(Exercise task)
Reproduce every one of the items below word for word, with no changes.

>> start Provided data

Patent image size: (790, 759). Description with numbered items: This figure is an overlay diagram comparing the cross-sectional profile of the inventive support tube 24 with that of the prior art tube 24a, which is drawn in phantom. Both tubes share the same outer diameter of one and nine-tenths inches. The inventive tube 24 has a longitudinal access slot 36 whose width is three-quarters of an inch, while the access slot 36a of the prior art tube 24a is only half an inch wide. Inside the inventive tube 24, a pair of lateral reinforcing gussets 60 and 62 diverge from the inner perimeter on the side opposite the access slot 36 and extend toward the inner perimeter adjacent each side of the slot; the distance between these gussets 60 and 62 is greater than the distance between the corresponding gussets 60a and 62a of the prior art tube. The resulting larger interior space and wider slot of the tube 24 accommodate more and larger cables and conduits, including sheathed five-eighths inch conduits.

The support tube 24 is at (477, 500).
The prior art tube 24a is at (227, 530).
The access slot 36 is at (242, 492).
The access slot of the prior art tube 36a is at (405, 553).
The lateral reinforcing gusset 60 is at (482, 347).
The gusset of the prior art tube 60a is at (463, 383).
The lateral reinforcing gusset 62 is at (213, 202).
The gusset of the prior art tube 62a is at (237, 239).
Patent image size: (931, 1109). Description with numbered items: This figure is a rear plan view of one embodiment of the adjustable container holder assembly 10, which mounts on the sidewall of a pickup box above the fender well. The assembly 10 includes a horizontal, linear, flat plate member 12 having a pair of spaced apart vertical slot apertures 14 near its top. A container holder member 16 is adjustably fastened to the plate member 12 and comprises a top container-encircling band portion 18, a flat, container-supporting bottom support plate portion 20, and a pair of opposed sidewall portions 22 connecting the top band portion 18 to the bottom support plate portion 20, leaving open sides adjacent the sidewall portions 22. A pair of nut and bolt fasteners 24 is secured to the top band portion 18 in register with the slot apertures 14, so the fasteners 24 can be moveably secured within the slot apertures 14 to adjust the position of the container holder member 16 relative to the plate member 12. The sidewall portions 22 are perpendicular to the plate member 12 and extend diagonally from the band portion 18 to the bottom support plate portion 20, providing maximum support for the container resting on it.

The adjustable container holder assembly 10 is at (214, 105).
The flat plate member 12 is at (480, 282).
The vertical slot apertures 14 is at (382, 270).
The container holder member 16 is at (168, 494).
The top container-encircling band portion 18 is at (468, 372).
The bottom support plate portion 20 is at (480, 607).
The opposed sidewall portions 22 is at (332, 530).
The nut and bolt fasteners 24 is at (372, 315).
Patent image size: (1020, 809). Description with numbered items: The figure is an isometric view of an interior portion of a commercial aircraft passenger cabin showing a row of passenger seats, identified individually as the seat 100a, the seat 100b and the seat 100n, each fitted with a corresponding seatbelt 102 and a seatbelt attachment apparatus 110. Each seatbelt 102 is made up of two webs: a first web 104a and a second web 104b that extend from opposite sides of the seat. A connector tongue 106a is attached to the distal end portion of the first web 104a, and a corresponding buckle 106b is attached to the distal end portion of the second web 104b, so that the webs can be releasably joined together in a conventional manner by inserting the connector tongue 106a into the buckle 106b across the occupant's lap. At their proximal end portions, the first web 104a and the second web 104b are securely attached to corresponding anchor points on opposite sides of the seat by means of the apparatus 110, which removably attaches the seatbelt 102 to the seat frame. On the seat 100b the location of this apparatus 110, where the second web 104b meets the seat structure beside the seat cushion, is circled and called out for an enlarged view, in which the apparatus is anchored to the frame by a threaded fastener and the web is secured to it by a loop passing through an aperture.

>> end Provided data

(Finished exercise)
Patent image size: (790, 759). Description with numbered items: This figure is an overlay diagram comparing the cross-sectional profile of the inventive support tube 24 with that of the prior art tube 24a, which is drawn in phantom. Both tubes share the same outer diameter of one and nine-tenths inches. The inventive tube 24 has a longitudinal access slot 36 whose width is three-quarters of an inch, while the access slot 36a of the prior art tube 24a is only half an inch wide. Inside the inventive tube 24, a pair of lateral reinforcing gussets 60 and 62 diverge from the inner perimeter on the side opposite the access slot 36 and extend toward the inner perimeter adjacent each side of the slot; the distance between these gussets 60 and 62 is greater than the distance between the corresponding gussets 60a and 62a of the prior art tube. The resulting larger interior space and wider slot of the tube 24 accommodate more and larger cables and conduits, including sheathed five-eighths inch conduits.

The support tube 24 is at (477, 500).
The prior art tube 24a is at (227, 530).
The access slot 36 is at (242, 492).
The access slot of the prior art tube 36a is at (405, 553).
The lateral reinforcing gusset 60 is at (482, 347).
The gusset of the prior art tube 60a is at (463, 383).
The lateral reinforcing gusset 62 is at (213, 202).
The gusset of the prior art tube 62a is at (237, 239).
Patent image size: (931, 1109). Description with numbered items: This figure is a rear plan view of one embodiment of the adjustable container holder assembly 10, which mounts on the sidewall of a pickup box above the fender well. The assembly 10 includes a horizontal, linear, flat plate member 12 having a pair of spaced apart vertical slot apertures 14 near its top. A container holder member 16 is adjustably fastened to the plate member 12 and comprises a top container-encircling band portion 18, a flat, container-supporting bottom support plate portion 20, and a pair of opposed sidewall portions 22 connecting the top band portion 18 to the bottom support plate portion 20, leaving open sides adjacent the sidewall portions 22. A pair of nut and bolt fasteners 24 is secured to the top band portion 18 in register with the slot apertures 14, so the fasteners 24 can be moveably secured within the slot apertures 14 to adjust the position of the container holder member 16 relative to the plate member 12. The sidewall portions 22 are perpendicular to the plate member 12 and extend diagonally from the band portion 18 to the bottom support plate portion 20, providing maximum support for the container resting on it.

The adjustable container holder assembly 10 is at (214, 105).
The flat plate member 12 is at (480, 282).
The vertical slot apertures 14 is at (382, 270).
The container holder member 16 is at (168, 494).
The top container-encircling band portion 18 is at (468, 372).
The bottom support plate portion 20 is at (480, 607).
The opposed sidewall portions 22 is at (332, 530).
The nut and bolt fasteners 24 is at (372, 315).
Patent image size: (1020, 809). Description with numbered items: The figure is an isometric view of an interior portion of a commercial aircraft passenger cabin showing a row of passenger seats, identified individually as the seat 100a, the seat 100b and the seat 100n, each fitted with a corresponding seatbelt 102 and a seatbelt attachment apparatus 110. Each seatbelt 102 is made up of two webs: a first web 104a and a second web 104b that extend from opposite sides of the seat. A connector tongue 106a is attached to the distal end portion of the first web 104a, and a corresponding buckle 106b is attached to the distal end portion of the second web 104b, so that the webs can be releasably joined together in a conventional manner by inserting the connector tongue 106a into the buckle 106b across the occupant's lap. At their proximal end portions, the first web 104a and the second web 104b are securely attached to corresponding anchor points on opposite sides of the seat by means of the apparatus 110, which removably attaches the seatbelt 102 to the seat frame. On the seat 100b the location of this apparatus 110, where the second web 104b meets the seat structure beside the seat cushion, is circled and called out for an enlarged view, in which the apparatus is anchored to the frame by a threaded fastener and the web is secured to it by a loop passing through an aperture.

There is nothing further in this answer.